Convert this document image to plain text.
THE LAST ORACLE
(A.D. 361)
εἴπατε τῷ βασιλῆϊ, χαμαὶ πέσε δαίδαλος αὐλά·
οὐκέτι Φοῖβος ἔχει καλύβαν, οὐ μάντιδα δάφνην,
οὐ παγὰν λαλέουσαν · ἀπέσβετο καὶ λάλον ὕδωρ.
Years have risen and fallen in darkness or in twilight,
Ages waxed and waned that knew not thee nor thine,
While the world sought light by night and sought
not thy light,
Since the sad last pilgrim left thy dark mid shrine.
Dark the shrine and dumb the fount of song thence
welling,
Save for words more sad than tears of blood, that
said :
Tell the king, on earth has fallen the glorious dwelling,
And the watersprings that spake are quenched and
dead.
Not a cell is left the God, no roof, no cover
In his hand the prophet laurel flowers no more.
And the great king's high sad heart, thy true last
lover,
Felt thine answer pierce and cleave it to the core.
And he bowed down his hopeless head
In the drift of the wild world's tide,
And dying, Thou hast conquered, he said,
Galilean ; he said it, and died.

▶ _Exercise objective_: Write out the records above again, keeping each one identical to the original.

▶ _Right answer_:
Convert this document image to plain text.
THE LAST ORACLE
(A.D. 361)
εἴπατε τῷ βασιλῆϊ, χαμαὶ πέσε δαίδαλος αὐλά·
οὐκέτι Φοῖβος ἔχει καλύβαν, οὐ μάντιδα δάφνην,
οὐ παγὰν λαλέουσαν · ἀπέσβετο καὶ λάλον ὕδωρ.
Years have risen and fallen in darkness or in twilight,
Ages waxed and waned that knew not thee nor thine,
While the world sought light by night and sought
not thy light,
Since the sad last pilgrim left thy dark mid shrine.
Dark the shrine and dumb the fount of song thence
welling,
Save for words more sad than tears of blood, that
said :
Tell the king, on earth has fallen the glorious dwelling,
And the watersprings that spake are quenched and
dead.
Not a cell is left the God, no roof, no cover
In his hand the prophet laurel flowers no more.
And the great king's high sad heart, thy true last
lover,
Felt thine answer pierce and cleave it to the core.
And he bowed down his hopeless head
In the drift of the wild world's tide,
And dying, Thou hast conquered, he said,
Galilean ; he said it, and died.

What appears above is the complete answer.